Looking at the data below, count the lines that contain the string "zaman". Write only the total.

=== MATERIAL FOR THIS TASK ===

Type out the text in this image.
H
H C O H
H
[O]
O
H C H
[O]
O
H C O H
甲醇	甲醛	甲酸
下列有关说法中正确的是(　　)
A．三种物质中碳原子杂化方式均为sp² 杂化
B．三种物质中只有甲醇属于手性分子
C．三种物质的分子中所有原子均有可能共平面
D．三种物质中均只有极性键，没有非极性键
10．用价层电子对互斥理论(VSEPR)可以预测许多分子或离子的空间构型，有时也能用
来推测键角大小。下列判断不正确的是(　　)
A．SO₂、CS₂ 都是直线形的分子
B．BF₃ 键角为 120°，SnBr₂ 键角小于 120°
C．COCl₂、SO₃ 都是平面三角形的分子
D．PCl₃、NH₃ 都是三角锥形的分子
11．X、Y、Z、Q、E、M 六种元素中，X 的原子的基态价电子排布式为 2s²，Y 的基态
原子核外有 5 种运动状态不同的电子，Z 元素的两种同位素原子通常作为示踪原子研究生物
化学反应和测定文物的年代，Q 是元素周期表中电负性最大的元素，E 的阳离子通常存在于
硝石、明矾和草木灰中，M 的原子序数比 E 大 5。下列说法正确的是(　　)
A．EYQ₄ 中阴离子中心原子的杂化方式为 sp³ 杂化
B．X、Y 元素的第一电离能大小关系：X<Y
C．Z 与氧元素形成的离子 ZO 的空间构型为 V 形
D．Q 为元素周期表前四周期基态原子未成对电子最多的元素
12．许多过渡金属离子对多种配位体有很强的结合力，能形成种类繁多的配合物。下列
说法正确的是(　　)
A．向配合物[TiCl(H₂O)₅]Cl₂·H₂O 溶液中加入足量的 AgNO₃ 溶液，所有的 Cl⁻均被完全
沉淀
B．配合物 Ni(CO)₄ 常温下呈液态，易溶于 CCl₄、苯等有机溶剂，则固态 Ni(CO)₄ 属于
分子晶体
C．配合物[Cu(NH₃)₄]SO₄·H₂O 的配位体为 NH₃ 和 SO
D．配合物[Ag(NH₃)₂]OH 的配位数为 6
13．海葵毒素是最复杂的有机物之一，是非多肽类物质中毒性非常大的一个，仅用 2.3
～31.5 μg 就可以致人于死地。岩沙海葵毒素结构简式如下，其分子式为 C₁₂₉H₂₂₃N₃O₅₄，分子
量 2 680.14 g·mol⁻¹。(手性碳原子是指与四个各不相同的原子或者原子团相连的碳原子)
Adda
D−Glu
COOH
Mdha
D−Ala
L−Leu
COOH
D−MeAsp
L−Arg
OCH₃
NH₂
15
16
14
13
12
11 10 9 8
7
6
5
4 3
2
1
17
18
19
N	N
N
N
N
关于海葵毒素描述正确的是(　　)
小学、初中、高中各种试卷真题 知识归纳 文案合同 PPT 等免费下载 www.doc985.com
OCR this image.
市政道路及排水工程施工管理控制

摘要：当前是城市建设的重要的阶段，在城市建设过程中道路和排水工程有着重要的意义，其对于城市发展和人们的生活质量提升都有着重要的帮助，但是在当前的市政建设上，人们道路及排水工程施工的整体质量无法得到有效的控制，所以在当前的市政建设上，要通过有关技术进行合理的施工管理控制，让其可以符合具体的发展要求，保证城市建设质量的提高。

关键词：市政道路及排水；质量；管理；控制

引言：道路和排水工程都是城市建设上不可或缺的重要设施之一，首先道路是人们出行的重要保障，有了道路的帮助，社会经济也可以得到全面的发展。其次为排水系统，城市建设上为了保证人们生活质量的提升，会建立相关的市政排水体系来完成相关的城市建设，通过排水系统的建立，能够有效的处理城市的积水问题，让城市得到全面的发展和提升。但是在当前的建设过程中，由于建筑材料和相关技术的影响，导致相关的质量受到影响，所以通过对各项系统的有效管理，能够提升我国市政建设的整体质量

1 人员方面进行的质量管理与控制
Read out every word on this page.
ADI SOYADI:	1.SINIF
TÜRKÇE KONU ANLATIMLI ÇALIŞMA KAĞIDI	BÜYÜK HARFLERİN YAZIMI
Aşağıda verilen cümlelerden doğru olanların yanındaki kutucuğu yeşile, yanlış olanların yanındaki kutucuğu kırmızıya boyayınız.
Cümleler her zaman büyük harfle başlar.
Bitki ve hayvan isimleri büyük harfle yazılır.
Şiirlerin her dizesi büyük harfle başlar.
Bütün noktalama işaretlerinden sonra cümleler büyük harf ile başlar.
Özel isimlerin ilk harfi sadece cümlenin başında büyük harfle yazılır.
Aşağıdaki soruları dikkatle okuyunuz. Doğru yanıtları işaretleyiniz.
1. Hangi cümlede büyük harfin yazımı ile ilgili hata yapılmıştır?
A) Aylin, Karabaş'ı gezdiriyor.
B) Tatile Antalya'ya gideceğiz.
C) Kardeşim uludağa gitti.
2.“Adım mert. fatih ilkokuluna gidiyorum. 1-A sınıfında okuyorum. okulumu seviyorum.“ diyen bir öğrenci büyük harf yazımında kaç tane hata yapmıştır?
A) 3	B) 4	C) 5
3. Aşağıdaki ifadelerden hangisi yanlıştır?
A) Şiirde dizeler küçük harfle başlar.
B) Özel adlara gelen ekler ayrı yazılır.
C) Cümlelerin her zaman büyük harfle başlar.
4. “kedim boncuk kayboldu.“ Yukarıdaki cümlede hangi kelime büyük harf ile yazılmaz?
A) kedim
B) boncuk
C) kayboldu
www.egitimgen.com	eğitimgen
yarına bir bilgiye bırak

===

- SOLUTION TO THIS EXERCISE
2